*WORK TO DO*:
Give every line again exactly as it appears, please, but not the pictures.

════════════════

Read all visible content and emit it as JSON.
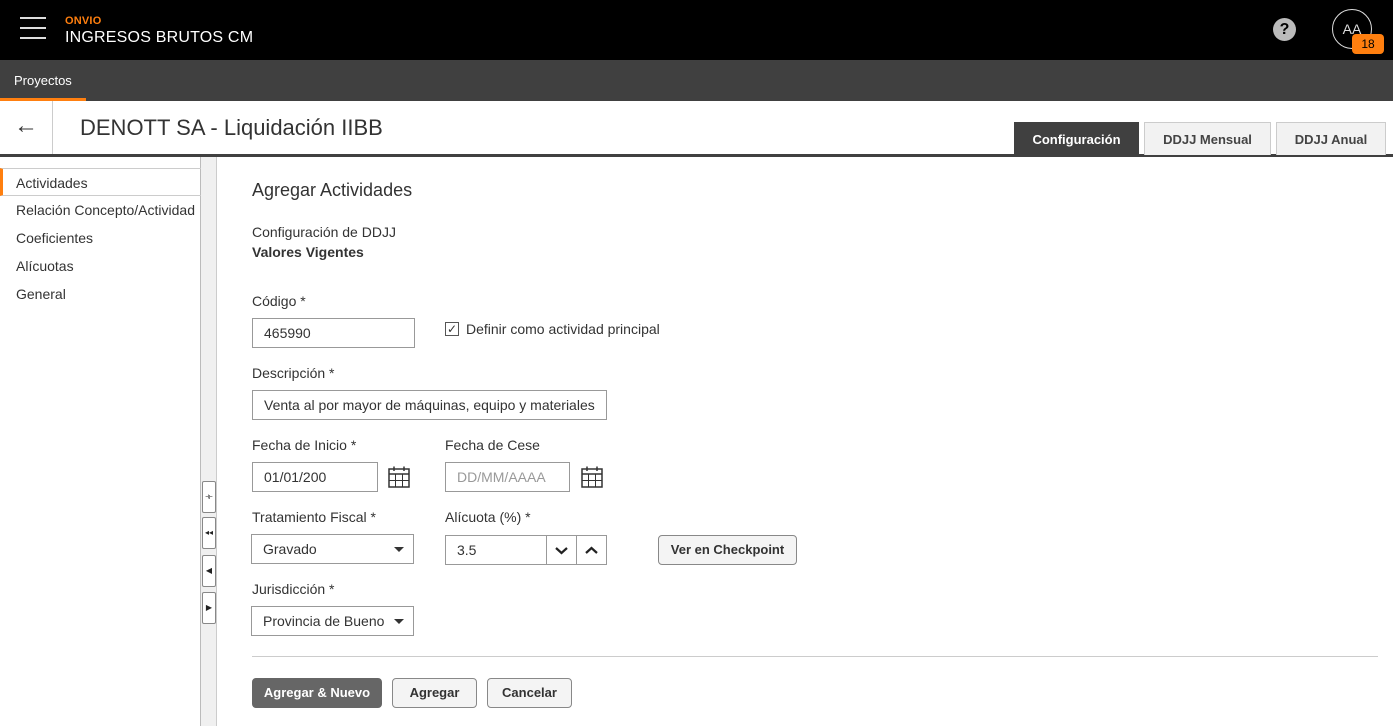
{
  "app": {
    "brand": "ONVIO",
    "title": "INGRESOS BRUTOS CM"
  },
  "user": {
    "initials": "AA",
    "notifications": "18"
  },
  "nav": {
    "tab": "Proyectos"
  },
  "header": {
    "title": "DENOTT SA - Liquidación IIBB",
    "back_icon": "arrow-left-icon",
    "tabs": [
      "Configuración",
      "DDJJ Mensual",
      "DDJJ Anual"
    ],
    "active_tab": "Configuración"
  },
  "sidebar": {
    "items": [
      "Actividades",
      "Relación Concepto/Actividad",
      "Coeficientes",
      "Alícuotas",
      "General"
    ],
    "active": "Actividades"
  },
  "form": {
    "heading": "Agregar Actividades",
    "config_label": "Configuración de DDJJ",
    "config_value": "Valores Vigentes",
    "codigo_label": "Código *",
    "codigo_value": "465990",
    "principal_label": "Definir como actividad principal",
    "principal_checked": true,
    "descripcion_label": "Descripción *",
    "descripcion_value": "Venta al por mayor de máquinas, equipo y materiales",
    "fecha_inicio_label": "Fecha de Inicio *",
    "fecha_inicio_value": "01/01/200",
    "fecha_cese_label": "Fecha de Cese",
    "fecha_cese_placeholder": "DD/MM/AAAA",
    "tratamiento_label": "Tratamiento Fiscal *",
    "tratamiento_value": "Gravado",
    "alicuota_label": "Alícuota (%) *",
    "alicuota_value": "3.5",
    "checkpoint_button": "Ver en Checkpoint",
    "jurisdiccion_label": "Jurisdicción *",
    "jurisdiccion_value": "Provincia de Bueno"
  },
  "actions": {
    "add_new": "Agregar & Nuevo",
    "add": "Agregar",
    "cancel": "Cancelar"
  },
  "colors": {
    "accent": "#ff7f0f",
    "topbar": "#000000",
    "navbar": "#404040"
  }
}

════════════════

*ANSWER TO THIS PROBLEM*:
Read all visible content and emit it as JSON.
{
  "app": {
    "brand": "ONVIO",
    "title": "INGRESOS BRUTOS CM"
  },
  "user": {
    "initials": "AA",
    "notifications": "18"
  },
  "nav": {
    "tab": "Proyectos"
  },
  "header": {
    "title": "DENOTT SA - Liquidación IIBB",
    "back_icon": "arrow-left-icon",
    "tabs": [
      "Configuración",
      "DDJJ Mensual",
      "DDJJ Anual"
    ],
    "active_tab": "Configuración"
  },
  "sidebar": {
    "items": [
      "Actividades",
      "Relación Concepto/Actividad",
      "Coeficientes",
      "Alícuotas",
      "General"
    ],
    "active": "Actividades"
  },
  "form": {
    "heading": "Agregar Actividades",
    "config_label": "Configuración de DDJJ",
    "config_value": "Valores Vigentes",
    "codigo_label": "Código *",
    "codigo_value": "465990",
    "principal_label": "Definir como actividad principal",
    "principal_checked": true,
    "descripcion_label": "Descripción *",
    "descripcion_value": "Venta al por mayor de máquinas, equipo y materiales",
    "fecha_inicio_label": "Fecha de Inicio *",
    "fecha_inicio_value": "01/01/200",
    "fecha_cese_label": "Fecha de Cese",
    "fecha_cese_placeholder": "DD/MM/AAAA",
    "tratamiento_label": "Tratamiento Fiscal *",
    "tratamiento_value": "Gravado",
    "alicuota_label": "Alícuota (%) *",
    "alicuota_value": "3.5",
    "checkpoint_button": "Ver en Checkpoint",
    "jurisdiccion_label": "Jurisdicción *",
    "jurisdiccion_value": "Provincia de Bueno"
  },
  "actions": {
    "add_new": "Agregar & Nuevo",
    "add": "Agregar",
    "cancel": "Cancelar"
  },
  "colors": {
    "accent": "#ff7f0f",
    "topbar": "#000000",
    "navbar": "#404040"
  }
}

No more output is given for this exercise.